[Figure record listings]
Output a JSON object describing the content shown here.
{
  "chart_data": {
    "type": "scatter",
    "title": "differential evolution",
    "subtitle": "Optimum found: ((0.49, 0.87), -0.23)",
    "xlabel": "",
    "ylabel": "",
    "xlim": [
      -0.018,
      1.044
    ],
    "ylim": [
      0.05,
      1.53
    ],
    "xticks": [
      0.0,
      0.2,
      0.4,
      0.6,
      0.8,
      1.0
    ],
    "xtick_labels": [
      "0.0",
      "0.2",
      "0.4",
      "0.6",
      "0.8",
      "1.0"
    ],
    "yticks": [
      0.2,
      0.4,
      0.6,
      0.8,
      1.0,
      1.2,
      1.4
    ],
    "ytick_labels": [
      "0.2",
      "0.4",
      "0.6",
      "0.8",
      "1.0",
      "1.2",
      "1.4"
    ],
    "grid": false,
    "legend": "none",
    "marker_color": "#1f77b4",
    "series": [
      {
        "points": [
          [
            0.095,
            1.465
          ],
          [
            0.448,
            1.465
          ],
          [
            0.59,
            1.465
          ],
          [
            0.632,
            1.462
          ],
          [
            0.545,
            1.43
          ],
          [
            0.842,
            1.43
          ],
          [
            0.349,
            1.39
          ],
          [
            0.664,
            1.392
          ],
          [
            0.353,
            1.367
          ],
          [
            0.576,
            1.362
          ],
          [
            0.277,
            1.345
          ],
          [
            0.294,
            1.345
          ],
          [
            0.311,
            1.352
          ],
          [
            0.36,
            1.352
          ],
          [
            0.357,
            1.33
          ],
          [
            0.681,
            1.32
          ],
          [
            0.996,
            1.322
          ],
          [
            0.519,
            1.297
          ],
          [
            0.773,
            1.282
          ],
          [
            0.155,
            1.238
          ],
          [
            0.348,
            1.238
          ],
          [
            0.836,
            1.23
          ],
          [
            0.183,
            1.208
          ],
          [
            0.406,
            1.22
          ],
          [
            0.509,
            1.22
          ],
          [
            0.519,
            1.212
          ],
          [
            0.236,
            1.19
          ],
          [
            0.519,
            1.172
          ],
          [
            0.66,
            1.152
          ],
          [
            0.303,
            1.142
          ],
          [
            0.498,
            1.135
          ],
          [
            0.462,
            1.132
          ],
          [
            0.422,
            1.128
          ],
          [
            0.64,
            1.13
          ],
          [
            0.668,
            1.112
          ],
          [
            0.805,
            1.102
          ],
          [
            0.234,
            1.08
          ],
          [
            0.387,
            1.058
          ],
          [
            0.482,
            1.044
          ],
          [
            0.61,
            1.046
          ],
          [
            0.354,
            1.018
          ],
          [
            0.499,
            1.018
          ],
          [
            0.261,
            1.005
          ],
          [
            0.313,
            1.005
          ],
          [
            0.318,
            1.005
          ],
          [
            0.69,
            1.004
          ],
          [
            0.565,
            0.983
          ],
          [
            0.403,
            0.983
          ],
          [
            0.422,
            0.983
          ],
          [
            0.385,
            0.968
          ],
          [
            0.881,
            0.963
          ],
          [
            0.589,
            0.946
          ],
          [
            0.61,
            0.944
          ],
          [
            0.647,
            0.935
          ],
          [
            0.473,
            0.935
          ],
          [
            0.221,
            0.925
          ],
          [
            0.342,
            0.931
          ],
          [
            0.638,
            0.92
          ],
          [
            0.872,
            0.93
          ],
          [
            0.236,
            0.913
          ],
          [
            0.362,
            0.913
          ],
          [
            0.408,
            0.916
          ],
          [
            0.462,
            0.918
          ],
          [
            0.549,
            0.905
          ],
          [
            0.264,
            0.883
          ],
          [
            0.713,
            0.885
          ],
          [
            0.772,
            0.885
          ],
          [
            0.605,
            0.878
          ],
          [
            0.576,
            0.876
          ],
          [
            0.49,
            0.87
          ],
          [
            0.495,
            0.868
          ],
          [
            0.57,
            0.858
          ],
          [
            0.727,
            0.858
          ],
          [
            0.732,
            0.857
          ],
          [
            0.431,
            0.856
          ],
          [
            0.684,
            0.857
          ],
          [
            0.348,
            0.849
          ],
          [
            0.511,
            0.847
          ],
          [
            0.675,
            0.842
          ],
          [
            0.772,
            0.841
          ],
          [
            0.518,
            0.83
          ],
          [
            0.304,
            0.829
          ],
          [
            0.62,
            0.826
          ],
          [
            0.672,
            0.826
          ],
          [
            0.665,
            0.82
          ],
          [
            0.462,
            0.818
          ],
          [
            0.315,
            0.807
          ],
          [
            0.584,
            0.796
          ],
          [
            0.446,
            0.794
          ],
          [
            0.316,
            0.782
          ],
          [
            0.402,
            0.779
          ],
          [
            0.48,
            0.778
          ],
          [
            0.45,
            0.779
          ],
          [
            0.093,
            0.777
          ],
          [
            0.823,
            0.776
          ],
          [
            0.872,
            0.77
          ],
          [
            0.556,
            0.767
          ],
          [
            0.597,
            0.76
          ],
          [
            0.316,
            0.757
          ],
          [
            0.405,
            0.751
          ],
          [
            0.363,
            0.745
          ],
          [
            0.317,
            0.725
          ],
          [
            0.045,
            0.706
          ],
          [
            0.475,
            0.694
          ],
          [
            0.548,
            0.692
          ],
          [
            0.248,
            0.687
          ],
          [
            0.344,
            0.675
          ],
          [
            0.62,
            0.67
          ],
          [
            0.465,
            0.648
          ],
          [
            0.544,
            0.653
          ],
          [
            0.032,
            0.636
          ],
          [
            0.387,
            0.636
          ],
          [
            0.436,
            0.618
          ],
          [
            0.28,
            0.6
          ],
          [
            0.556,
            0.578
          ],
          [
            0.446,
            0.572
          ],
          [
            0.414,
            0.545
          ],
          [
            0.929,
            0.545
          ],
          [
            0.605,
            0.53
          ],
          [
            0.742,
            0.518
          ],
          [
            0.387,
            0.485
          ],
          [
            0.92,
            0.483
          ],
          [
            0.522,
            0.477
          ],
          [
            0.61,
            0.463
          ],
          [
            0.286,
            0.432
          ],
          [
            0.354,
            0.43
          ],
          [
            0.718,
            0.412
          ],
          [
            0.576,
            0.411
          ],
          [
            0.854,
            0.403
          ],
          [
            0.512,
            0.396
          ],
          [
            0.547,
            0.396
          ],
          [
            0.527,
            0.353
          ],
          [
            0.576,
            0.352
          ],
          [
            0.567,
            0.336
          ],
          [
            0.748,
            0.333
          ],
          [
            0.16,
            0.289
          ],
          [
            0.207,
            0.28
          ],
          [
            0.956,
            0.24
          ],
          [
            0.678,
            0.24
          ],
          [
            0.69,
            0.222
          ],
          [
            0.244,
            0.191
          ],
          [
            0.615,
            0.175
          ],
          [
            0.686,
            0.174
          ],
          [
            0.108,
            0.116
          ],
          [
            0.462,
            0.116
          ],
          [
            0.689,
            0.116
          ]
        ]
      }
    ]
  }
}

...

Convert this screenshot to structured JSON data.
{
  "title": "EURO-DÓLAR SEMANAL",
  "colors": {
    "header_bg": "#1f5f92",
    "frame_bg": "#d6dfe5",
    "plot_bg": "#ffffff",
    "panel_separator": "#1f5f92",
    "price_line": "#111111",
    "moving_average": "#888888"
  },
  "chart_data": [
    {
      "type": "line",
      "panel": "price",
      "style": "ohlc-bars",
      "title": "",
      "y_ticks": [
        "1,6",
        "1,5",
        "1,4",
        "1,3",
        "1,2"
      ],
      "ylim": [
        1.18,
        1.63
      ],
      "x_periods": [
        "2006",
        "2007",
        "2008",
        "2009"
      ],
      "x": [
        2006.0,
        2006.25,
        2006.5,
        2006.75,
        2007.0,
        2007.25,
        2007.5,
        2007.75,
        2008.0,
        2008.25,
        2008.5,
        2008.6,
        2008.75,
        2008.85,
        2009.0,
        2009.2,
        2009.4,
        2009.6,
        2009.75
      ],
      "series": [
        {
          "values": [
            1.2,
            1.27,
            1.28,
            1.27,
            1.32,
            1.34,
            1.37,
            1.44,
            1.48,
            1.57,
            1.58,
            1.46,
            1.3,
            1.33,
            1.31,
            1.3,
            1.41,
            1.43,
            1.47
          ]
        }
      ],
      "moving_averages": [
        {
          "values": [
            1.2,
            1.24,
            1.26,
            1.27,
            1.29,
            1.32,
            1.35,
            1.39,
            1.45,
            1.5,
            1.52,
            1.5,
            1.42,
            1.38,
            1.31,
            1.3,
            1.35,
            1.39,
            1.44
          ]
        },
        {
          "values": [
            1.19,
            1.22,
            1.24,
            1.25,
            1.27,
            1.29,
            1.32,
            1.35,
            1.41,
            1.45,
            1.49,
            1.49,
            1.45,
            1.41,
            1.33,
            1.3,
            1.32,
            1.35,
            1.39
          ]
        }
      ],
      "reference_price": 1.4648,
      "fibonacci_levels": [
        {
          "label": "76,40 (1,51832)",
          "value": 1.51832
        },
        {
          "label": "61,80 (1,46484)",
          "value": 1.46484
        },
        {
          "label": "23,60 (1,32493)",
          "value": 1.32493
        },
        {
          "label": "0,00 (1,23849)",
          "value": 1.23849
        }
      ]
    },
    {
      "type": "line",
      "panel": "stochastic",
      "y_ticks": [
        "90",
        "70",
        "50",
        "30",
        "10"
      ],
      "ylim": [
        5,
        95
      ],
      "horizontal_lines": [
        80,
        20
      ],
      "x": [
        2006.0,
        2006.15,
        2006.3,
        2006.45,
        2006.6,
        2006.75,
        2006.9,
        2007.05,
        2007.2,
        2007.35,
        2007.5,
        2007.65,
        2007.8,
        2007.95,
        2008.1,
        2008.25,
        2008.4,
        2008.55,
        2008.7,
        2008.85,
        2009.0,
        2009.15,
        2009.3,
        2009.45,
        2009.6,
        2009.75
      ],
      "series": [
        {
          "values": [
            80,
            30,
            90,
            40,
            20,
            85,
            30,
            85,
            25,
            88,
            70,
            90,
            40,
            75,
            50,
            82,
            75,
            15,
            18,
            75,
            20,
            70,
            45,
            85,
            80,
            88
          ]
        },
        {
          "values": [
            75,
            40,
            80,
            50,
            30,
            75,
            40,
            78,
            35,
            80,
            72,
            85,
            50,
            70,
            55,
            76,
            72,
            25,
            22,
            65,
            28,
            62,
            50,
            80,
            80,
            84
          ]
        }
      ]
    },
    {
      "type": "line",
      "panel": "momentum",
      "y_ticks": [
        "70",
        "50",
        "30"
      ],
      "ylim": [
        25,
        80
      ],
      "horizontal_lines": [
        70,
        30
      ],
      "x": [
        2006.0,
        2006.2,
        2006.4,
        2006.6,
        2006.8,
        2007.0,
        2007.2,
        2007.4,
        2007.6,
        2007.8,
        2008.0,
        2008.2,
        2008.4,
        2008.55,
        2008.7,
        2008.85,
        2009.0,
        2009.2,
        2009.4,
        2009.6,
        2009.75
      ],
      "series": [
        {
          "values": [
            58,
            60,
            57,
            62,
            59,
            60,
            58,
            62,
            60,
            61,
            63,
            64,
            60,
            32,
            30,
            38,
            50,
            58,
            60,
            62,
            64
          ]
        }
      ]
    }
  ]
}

**TASK TO COMPLETE:** Using the records above, find and show each line with the string "JSON".

**THE ANSWER:**
Output a JSON object describing the content shown here.
Convert this screenshot to structured JSON data.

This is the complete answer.